■ WHAT THE EXERCISE ASKS
Copy out the entries below precisely; nothing is to be omitted.

Some records
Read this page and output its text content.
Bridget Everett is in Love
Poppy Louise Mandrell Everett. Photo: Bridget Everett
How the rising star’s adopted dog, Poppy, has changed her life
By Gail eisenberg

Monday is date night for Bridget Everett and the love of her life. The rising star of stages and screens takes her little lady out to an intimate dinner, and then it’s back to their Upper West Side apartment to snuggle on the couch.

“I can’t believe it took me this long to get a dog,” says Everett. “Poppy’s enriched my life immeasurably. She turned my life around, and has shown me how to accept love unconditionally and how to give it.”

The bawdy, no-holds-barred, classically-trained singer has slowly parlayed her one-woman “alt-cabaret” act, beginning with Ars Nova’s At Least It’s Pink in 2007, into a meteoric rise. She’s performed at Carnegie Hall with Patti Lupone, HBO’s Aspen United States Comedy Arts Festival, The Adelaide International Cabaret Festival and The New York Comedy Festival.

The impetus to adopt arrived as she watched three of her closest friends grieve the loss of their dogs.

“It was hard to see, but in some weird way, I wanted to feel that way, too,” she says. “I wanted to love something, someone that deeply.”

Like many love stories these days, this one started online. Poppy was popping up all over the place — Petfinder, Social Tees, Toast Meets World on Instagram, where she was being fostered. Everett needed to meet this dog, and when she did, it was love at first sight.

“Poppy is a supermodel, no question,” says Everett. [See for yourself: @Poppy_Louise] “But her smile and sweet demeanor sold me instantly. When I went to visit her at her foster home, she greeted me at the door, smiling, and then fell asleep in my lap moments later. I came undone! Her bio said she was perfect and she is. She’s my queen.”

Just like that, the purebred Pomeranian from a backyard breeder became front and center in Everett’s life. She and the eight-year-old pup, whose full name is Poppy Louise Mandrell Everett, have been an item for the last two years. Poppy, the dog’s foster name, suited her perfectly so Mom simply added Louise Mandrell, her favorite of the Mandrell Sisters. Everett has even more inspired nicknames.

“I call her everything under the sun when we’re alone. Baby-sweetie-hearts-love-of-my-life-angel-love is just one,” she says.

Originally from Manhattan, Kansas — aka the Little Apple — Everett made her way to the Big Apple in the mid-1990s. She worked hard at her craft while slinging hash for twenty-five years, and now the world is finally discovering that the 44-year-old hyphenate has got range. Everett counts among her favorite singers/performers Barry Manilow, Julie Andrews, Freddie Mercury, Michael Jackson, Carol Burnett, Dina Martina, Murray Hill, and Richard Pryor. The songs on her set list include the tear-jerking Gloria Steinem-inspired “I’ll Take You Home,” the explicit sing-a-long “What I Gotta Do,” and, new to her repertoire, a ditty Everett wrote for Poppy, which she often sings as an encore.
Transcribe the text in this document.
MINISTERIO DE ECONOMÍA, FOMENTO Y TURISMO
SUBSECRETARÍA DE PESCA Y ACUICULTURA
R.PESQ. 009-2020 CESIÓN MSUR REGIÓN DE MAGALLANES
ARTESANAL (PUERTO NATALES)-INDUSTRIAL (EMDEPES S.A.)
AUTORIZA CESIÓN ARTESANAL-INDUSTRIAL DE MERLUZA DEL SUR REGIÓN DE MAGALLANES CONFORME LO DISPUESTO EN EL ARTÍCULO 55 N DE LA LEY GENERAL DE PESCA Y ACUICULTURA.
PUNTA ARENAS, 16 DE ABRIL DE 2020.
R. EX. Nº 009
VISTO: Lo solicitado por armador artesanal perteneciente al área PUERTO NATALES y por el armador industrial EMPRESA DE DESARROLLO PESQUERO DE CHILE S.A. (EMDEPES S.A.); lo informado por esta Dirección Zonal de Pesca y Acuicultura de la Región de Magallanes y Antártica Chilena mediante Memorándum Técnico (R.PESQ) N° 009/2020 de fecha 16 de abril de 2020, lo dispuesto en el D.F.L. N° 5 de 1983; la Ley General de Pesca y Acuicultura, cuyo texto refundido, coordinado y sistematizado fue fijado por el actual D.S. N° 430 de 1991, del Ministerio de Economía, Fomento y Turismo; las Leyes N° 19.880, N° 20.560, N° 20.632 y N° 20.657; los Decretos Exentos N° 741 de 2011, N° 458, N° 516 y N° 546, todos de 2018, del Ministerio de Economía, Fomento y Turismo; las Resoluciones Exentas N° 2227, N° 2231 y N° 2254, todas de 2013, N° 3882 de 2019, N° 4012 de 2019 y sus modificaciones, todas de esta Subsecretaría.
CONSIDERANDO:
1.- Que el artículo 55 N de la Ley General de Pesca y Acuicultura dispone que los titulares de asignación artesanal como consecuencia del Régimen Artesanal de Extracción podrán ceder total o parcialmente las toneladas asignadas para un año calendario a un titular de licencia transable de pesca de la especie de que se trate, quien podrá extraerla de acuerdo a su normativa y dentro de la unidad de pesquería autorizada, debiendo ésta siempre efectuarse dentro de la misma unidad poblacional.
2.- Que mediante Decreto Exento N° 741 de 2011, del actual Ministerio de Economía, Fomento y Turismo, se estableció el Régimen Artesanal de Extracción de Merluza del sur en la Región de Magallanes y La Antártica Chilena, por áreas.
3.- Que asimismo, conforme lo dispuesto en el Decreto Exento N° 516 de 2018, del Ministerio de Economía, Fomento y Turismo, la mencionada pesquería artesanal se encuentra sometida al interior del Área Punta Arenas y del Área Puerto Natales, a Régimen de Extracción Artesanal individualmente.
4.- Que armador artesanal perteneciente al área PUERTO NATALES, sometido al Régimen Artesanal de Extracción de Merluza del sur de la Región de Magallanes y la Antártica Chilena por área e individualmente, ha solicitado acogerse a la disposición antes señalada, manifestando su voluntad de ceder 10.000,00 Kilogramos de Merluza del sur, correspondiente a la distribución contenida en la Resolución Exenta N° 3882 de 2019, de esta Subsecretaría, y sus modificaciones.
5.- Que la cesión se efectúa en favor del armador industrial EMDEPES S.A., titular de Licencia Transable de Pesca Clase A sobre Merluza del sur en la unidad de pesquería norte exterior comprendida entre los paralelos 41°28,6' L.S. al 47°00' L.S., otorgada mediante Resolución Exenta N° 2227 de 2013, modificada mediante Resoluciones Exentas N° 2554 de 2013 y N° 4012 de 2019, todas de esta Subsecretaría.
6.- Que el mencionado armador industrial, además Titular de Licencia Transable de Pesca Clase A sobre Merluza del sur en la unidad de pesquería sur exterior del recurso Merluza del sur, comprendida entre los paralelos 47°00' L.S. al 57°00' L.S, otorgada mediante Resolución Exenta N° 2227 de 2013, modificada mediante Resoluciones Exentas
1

■ REPLY TO THE EXERCISE
Read this page and output its text content.
Bridget Everett is in Love
Poppy Louise Mandrell Everett. Photo: Bridget Everett
How the rising star’s adopted dog, Poppy, has changed her life
By Gail eisenberg

Monday is date night for Bridget Everett and the love of her life. The rising star of stages and screens takes her little lady out to an intimate dinner, and then it’s back to their Upper West Side apartment to snuggle on the couch.

“I can’t believe it took me this long to get a dog,” says Everett. “Poppy’s enriched my life immeasurably. She turned my life around, and has shown me how to accept love unconditionally and how to give it.”

The bawdy, no-holds-barred, classically-trained singer has slowly parlayed her one-woman “alt-cabaret” act, beginning with Ars Nova’s At Least It’s Pink in 2007, into a meteoric rise. She’s performed at Carnegie Hall with Patti Lupone, HBO’s Aspen United States Comedy Arts Festival, The Adelaide International Cabaret Festival and The New York Comedy Festival.

The impetus to adopt arrived as she watched three of her closest friends grieve the loss of their dogs.

“It was hard to see, but in some weird way, I wanted to feel that way, too,” she says. “I wanted to love something, someone that deeply.”

Like many love stories these days, this one started online. Poppy was popping up all over the place — Petfinder, Social Tees, Toast Meets World on Instagram, where she was being fostered. Everett needed to meet this dog, and when she did, it was love at first sight.

“Poppy is a supermodel, no question,” says Everett. [See for yourself: @Poppy_Louise] “But her smile and sweet demeanor sold me instantly. When I went to visit her at her foster home, she greeted me at the door, smiling, and then fell asleep in my lap moments later. I came undone! Her bio said she was perfect and she is. She’s my queen.”

Just like that, the purebred Pomeranian from a backyard breeder became front and center in Everett’s life. She and the eight-year-old pup, whose full name is Poppy Louise Mandrell Everett, have been an item for the last two years. Poppy, the dog’s foster name, suited her perfectly so Mom simply added Louise Mandrell, her favorite of the Mandrell Sisters. Everett has even more inspired nicknames.

“I call her everything under the sun when we’re alone. Baby-sweetie-hearts-love-of-my-life-angel-love is just one,” she says.

Originally from Manhattan, Kansas — aka the Little Apple — Everett made her way to the Big Apple in the mid-1990s. She worked hard at her craft while slinging hash for twenty-five years, and now the world is finally discovering that the 44-year-old hyphenate has got range. Everett counts among her favorite singers/performers Barry Manilow, Julie Andrews, Freddie Mercury, Michael Jackson, Carol Burnett, Dina Martina, Murray Hill, and Richard Pryor. The songs on her set list include the tear-jerking Gloria Steinem-inspired “I’ll Take You Home,” the explicit sing-a-long “What I Gotta Do,” and, new to her repertoire, a ditty Everett wrote for Poppy, which she often sings as an encore.
Transcribe the text in this document.
MINISTERIO DE ECONOMÍA, FOMENTO Y TURISMO
SUBSECRETARÍA DE PESCA Y ACUICULTURA
R.PESQ. 009-2020 CESIÓN MSUR REGIÓN DE MAGALLANES
ARTESANAL (PUERTO NATALES)-INDUSTRIAL (EMDEPES S.A.)
AUTORIZA CESIÓN ARTESANAL-INDUSTRIAL DE MERLUZA DEL SUR REGIÓN DE MAGALLANES CONFORME LO DISPUESTO EN EL ARTÍCULO 55 N DE LA LEY GENERAL DE PESCA Y ACUICULTURA.
PUNTA ARENAS, 16 DE ABRIL DE 2020.
R. EX. Nº 009
VISTO: Lo solicitado por armador artesanal perteneciente al área PUERTO NATALES y por el armador industrial EMPRESA DE DESARROLLO PESQUERO DE CHILE S.A. (EMDEPES S.A.); lo informado por esta Dirección Zonal de Pesca y Acuicultura de la Región de Magallanes y Antártica Chilena mediante Memorándum Técnico (R.PESQ) N° 009/2020 de fecha 16 de abril de 2020, lo dispuesto en el D.F.L. N° 5 de 1983; la Ley General de Pesca y Acuicultura, cuyo texto refundido, coordinado y sistematizado fue fijado por el actual D.S. N° 430 de 1991, del Ministerio de Economía, Fomento y Turismo; las Leyes N° 19.880, N° 20.560, N° 20.632 y N° 20.657; los Decretos Exentos N° 741 de 2011, N° 458, N° 516 y N° 546, todos de 2018, del Ministerio de Economía, Fomento y Turismo; las Resoluciones Exentas N° 2227, N° 2231 y N° 2254, todas de 2013, N° 3882 de 2019, N° 4012 de 2019 y sus modificaciones, todas de esta Subsecretaría.
CONSIDERANDO:
1.- Que el artículo 55 N de la Ley General de Pesca y Acuicultura dispone que los titulares de asignación artesanal como consecuencia del Régimen Artesanal de Extracción podrán ceder total o parcialmente las toneladas asignadas para un año calendario a un titular de licencia transable de pesca de la especie de que se trate, quien podrá extraerla de acuerdo a su normativa y dentro de la unidad de pesquería autorizada, debiendo ésta siempre efectuarse dentro de la misma unidad poblacional.
2.- Que mediante Decreto Exento N° 741 de 2011, del actual Ministerio de Economía, Fomento y Turismo, se estableció el Régimen Artesanal de Extracción de Merluza del sur en la Región de Magallanes y La Antártica Chilena, por áreas.
3.- Que asimismo, conforme lo dispuesto en el Decreto Exento N° 516 de 2018, del Ministerio de Economía, Fomento y Turismo, la mencionada pesquería artesanal se encuentra sometida al interior del Área Punta Arenas y del Área Puerto Natales, a Régimen de Extracción Artesanal individualmente.
4.- Que armador artesanal perteneciente al área PUERTO NATALES, sometido al Régimen Artesanal de Extracción de Merluza del sur de la Región de Magallanes y la Antártica Chilena por área e individualmente, ha solicitado acogerse a la disposición antes señalada, manifestando su voluntad de ceder 10.000,00 Kilogramos de Merluza del sur, correspondiente a la distribución contenida en la Resolución Exenta N° 3882 de 2019, de esta Subsecretaría, y sus modificaciones.
5.- Que la cesión se efectúa en favor del armador industrial EMDEPES S.A., titular de Licencia Transable de Pesca Clase A sobre Merluza del sur en la unidad de pesquería norte exterior comprendida entre los paralelos 41°28,6' L.S. al 47°00' L.S., otorgada mediante Resolución Exenta N° 2227 de 2013, modificada mediante Resoluciones Exentas N° 2554 de 2013 y N° 4012 de 2019, todas de esta Subsecretaría.
6.- Que el mencionado armador industrial, además Titular de Licencia Transable de Pesca Clase A sobre Merluza del sur en la unidad de pesquería sur exterior del recurso Merluza del sur, comprendida entre los paralelos 47°00' L.S. al 57°00' L.S, otorgada mediante Resolución Exenta N° 2227 de 2013, modificada mediante Resoluciones Exentas
1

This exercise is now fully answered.